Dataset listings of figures
--- BEGIN ---

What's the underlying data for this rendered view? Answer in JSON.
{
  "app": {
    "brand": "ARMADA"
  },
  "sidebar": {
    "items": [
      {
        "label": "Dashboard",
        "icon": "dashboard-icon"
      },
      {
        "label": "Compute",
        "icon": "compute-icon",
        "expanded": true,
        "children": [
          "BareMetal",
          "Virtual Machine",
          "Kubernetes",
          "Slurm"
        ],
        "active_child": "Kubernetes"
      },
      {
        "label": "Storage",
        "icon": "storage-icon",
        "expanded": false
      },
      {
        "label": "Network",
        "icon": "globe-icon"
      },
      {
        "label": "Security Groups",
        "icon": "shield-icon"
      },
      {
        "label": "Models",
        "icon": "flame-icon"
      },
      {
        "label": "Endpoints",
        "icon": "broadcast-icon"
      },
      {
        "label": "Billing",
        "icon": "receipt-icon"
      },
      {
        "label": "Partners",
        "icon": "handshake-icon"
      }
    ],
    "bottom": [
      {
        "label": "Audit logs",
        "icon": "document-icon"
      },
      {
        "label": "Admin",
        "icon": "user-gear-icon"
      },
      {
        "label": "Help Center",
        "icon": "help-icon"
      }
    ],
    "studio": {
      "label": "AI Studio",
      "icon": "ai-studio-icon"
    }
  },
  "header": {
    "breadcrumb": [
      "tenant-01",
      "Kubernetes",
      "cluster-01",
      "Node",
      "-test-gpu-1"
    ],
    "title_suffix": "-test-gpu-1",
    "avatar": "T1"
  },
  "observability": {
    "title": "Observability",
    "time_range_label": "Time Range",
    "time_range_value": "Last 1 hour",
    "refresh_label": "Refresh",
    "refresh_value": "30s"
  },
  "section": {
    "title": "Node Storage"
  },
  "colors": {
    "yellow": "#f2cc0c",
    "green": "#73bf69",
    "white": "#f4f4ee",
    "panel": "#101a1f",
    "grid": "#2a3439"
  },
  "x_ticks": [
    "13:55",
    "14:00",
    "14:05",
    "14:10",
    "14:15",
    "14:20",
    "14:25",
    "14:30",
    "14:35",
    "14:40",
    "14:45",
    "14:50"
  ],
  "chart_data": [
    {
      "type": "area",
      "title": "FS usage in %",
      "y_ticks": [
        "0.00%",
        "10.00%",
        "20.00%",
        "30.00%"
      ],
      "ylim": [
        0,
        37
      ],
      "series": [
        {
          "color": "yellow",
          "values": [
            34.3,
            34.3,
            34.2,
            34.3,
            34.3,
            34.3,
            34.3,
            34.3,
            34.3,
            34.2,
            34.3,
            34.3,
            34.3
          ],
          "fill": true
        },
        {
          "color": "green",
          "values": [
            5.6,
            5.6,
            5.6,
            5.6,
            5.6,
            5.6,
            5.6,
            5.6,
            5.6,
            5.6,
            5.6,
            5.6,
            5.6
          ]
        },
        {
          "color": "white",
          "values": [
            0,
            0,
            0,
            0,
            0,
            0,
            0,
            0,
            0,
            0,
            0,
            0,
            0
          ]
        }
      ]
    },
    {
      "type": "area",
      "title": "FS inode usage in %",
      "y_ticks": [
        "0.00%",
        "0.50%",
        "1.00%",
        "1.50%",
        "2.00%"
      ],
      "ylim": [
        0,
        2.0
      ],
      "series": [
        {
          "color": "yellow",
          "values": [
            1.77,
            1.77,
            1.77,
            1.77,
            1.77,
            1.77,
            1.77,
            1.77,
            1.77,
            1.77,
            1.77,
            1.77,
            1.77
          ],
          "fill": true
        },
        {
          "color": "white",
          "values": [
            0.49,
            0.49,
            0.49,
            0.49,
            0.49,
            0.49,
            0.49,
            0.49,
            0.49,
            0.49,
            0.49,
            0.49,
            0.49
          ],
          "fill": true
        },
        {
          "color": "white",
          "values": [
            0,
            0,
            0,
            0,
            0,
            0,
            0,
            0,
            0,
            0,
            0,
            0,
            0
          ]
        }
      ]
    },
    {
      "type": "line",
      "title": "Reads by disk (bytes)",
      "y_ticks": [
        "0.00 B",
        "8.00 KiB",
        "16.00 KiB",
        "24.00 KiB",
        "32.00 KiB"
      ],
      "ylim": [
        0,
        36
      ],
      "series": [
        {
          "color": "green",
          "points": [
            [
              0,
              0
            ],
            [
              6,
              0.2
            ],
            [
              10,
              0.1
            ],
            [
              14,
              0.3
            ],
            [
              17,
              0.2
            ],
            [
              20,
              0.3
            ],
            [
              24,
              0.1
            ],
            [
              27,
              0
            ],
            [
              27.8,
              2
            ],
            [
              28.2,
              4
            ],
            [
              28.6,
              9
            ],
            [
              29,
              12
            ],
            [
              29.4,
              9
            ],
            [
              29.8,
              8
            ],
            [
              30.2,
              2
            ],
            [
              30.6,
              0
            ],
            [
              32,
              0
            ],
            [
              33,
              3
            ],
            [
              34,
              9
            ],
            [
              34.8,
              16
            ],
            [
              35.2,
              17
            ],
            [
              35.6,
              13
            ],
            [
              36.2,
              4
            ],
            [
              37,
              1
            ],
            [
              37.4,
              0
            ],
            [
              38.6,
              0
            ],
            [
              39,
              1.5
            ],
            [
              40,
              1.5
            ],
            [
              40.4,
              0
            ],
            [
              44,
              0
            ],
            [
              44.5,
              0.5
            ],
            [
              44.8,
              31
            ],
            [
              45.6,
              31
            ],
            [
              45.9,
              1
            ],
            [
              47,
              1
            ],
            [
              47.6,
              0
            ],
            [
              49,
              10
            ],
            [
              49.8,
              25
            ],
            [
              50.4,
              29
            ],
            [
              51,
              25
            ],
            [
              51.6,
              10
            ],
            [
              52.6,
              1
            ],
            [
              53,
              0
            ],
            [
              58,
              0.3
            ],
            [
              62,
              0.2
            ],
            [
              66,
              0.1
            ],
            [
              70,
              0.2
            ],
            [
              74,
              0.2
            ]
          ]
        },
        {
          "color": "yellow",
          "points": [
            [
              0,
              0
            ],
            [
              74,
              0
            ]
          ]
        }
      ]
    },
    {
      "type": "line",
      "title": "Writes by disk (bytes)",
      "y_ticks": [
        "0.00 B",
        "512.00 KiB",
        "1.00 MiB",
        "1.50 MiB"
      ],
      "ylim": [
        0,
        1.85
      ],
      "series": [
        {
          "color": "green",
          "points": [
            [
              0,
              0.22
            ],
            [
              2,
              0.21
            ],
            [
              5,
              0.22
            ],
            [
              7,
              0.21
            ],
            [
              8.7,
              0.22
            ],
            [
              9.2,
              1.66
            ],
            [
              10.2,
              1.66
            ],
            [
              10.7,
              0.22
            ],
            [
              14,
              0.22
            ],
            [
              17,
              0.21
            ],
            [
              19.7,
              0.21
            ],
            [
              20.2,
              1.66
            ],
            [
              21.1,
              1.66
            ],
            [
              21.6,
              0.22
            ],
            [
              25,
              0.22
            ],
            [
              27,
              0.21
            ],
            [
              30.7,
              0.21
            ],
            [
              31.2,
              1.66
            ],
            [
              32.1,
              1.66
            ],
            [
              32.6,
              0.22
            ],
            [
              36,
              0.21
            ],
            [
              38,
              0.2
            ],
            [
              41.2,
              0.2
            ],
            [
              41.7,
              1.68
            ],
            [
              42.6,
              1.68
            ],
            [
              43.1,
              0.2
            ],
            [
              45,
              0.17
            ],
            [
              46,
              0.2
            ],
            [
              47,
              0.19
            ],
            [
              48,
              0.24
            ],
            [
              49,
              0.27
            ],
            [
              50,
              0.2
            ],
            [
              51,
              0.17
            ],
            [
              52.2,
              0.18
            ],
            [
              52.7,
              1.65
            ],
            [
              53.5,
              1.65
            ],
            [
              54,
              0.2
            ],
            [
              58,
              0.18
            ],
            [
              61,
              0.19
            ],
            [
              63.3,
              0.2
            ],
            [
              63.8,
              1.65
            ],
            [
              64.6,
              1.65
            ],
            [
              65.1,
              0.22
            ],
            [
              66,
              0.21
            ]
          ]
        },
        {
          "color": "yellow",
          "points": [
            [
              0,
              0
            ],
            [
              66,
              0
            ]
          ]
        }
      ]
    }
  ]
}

--- END ---

YOUR GOAL
Search the entries for "Kubernetes" and copy out each line that has it.

FINAL RESULT
          "Kubernetes",
        "active_child": "Kubernetes"
      "Kubernetes",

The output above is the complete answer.